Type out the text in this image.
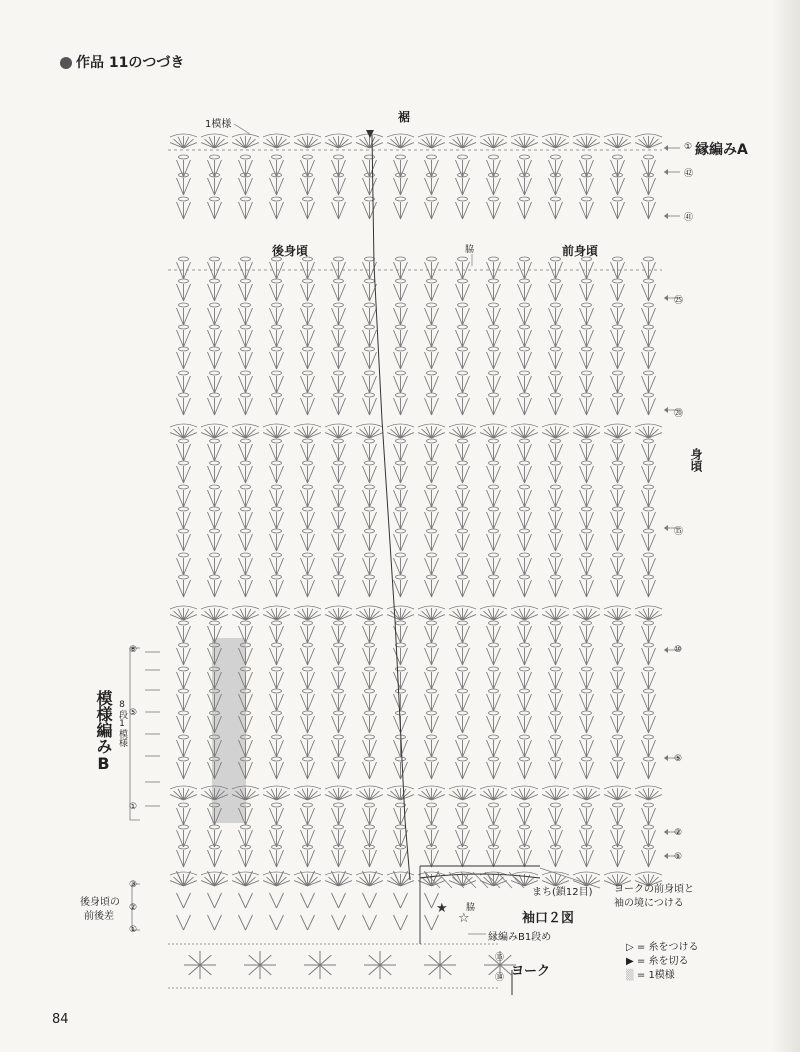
★
☆
作品 11のつづき
1模様
裾
縁編みA
後身頃	脇	前身頃
身頃
模様編みB 8段1模様
後身頃の
前後差
まち(鎖12目) ヨークの前身頃と
袖の境につける
脇
袖口２図
縁編みB1段め
ヨーク
▷ = 糸をつける
▶ = 糸を切る
▒ = 1模様
①
㊷
㊶
㉕
⑳
⑮
⑩
⑤
②
①
⑧
⑤
①
③
②
①
⑮
⑭
84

|---|

All of the data above should be quoted exactly, except for the pictures.

§ The solution
Type out the text in this image.
★
☆
作品 11のつづき
1模様
裾
縁編みA
後身頃	脇	前身頃
身頃
模様編みB 8段1模様
後身頃の
前後差
まち(鎖12目) ヨークの前身頃と
袖の境につける
脇
袖口２図
縁編みB1段め
ヨーク
▷ = 糸をつける
▶ = 糸を切る
▒ = 1模様
①
㊷
㊶
㉕
⑳
⑮
⑩
⑤
②
①
⑧
⑤
①
③
②
①
⑮
⑭
84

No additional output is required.